ACTIVITY 1
In the excerpt about folder-trust prompts in agentic tools, list every action that the bulleted list says "trust" can mean.
ACTIVITY 2
Extend the excerpt about folder-trust prompts in agentic tools by writing what follows its last paragraph.

DOCUMENT EXCERPT
■ ■ ■
Security that depends on the operator being in a perfect mood is not security. It is astrology with a UI.

The problem gets worse because the thing being authorized is not a harmless preview pane. In these agentic tools, “trust” can mean:

  • spawning a helper process defined by the repo,
  • loading project-scoped settings that change execution behavior,
  • routing MCP traffic through endpoints the repo already nominated,
  • or, in CI, skipping the whole prompt because there is no human there to click it.

That is not one permission. That is a pile of permissions wearing a trench coat.

What changed is the blast radius

The old mental model was simple: open a repo, maybe run a few commands, maybe inspect a README. The new model is nastier. The repo can contain policy. The policy can contain executables. The executables can start before you have even understood what you opened.

Here is the kind of config that should make everyone’s eye twitch:

{
   "enableAllProjectMcpServers": true,
   "enabledMcpjsonServers": ["linter"]
}

That is a tiny file. Tiny files are supposed to be boring. This one is a loaded gun with a lint badge.

The ugliest part is not even the code execution. It is the alibi. The vendor gets to say the user consented. The attacker gets to say the repo looked normal. The developer gets to say they were just trying to clone a project and get back to lunch. Everyone has a story, and the machine still ran the payload.

In CI, the trust story gets even dumber. There is no dialog. No pause. No chance to notice that the repo just defined its own helper process and smuggled the blast radius into a workflow runner with secrets sitting around like loose change.

That is why this class keeps coming back. The security model is built on an idea that “trusted folder” is a meaningful concept once code can self-register tools, rewrite config, and reach out through OAuth-backed integrations. It is not meaningful. It is just emotionally satisfying.

This is the part that annoys me most. Not the exploitation. The theater.

The UI says “trust this folder,” but what the system often means is “accept that this repository may change execution behavior, start helper programs, and steer external integrations.” That’s not a trust prompt. That’s a liability transfer form with better typography.

Anthropic’s reported position on TrustFall was basically that the boundary is the click. Fine. Draw your boundary wherever you want. But don’t pretend that makes the user informed. A prompt that hides the dangerous parts and defaults to yes is not informed consent. It is a polite-shaped ambush.
■ ■ ■
DATASET ENTRIES
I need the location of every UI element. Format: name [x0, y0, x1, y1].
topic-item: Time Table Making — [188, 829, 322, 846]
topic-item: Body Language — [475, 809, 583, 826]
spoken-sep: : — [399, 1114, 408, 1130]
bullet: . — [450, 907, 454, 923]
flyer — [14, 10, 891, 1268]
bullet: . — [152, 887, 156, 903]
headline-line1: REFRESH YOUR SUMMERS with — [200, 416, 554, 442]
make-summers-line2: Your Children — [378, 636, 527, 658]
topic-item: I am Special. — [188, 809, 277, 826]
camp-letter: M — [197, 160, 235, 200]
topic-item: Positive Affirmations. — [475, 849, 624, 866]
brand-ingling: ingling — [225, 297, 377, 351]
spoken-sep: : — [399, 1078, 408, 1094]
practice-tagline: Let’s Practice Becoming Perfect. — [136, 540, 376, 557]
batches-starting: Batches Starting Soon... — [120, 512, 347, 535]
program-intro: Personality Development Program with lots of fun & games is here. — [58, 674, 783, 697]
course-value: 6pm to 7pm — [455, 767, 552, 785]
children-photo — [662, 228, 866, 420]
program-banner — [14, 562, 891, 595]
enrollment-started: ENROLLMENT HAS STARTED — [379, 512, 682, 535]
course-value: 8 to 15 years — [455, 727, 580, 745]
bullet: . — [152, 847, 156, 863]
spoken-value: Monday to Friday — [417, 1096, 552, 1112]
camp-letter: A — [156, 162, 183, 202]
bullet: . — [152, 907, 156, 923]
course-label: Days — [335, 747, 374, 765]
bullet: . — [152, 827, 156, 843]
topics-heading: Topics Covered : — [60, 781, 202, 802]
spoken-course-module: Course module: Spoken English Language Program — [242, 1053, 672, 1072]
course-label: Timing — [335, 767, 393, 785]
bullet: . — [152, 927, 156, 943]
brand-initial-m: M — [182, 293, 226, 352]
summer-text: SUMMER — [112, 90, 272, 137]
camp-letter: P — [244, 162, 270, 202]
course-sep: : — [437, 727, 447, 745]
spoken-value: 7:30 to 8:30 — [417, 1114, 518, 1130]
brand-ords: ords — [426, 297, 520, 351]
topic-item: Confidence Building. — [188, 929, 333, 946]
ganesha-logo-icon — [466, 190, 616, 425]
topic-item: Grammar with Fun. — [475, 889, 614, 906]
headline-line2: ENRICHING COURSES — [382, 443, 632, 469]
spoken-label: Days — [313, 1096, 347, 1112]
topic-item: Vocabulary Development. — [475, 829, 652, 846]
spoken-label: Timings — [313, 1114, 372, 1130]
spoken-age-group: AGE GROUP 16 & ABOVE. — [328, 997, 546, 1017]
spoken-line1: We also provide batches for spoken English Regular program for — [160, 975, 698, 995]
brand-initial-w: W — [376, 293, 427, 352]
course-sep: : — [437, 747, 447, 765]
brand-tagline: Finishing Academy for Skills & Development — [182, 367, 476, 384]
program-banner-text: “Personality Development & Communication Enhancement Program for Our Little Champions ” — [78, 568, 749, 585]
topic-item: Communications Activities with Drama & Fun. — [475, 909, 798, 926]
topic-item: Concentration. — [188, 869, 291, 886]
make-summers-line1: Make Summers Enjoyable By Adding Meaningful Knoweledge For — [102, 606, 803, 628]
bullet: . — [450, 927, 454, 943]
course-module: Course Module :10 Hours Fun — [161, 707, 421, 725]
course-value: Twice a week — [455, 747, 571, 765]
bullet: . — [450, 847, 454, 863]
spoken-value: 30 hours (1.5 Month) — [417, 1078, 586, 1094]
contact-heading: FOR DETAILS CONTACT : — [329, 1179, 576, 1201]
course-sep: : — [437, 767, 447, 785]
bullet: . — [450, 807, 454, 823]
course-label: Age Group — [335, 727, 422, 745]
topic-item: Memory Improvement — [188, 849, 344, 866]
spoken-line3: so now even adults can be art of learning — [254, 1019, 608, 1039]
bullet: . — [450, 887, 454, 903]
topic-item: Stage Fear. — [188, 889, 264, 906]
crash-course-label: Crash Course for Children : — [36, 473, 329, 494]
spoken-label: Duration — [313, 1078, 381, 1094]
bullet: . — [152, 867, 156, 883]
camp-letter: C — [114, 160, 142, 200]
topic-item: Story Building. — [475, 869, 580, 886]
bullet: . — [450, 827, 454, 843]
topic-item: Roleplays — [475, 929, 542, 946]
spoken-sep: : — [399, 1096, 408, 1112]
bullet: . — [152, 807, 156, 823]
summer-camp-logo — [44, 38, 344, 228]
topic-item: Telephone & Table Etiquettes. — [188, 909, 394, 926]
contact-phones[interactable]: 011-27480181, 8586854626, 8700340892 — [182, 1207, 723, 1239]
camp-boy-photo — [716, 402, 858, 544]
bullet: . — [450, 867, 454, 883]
■ ■ ■
WRITTEN REPLY 1
- spawning a helper process defined by the repo
- loading project-scoped settings that change execution behavior
- routing MCP traffic through endpoints the repo already nominated
- in CI, skipping the whole prompt because there is no human there to click it

WRITTEN REPLY 2
Mitiga’s chain makes the same point from the other direction: even if the repo itself looks clean, a post-install hook can rewrite ~/.claude.json, pivot MCP traffic, and keep feeding off refreshed tokens. So now the “trust” decision is split across repo config, user config, OAuth, and whatever background package just decided to be a little vampire. Wonderful. Great. Love that for us.

A sane design would be boring

The fix is not mystical.

It would look like this:

  • project files can suggest, but not self-authorize, execution-capable settings;
  • dangerous MCP enablement gets its own dialog, with default deny;
  • the dialog names the server and the command, not just the folder vibe;
  • CI gets no interactive bypass unless you explicitly opt in;
  • user or managed scope handles real opt-in, not whatever the repo felt like shipping.

Notice how none of that is sexy. That is because good security is usually boring. It is just less embarrassing when it fails.

My actual take

The industry sold developers a magical assistant and then quietly made the assistant capable of opening the side door to the building.

Now the tool vendors want to keep the convenience and outsource the blast radius to the person who clicked Enter. That is the whole game. The prompt is there so the paperwork looks clean.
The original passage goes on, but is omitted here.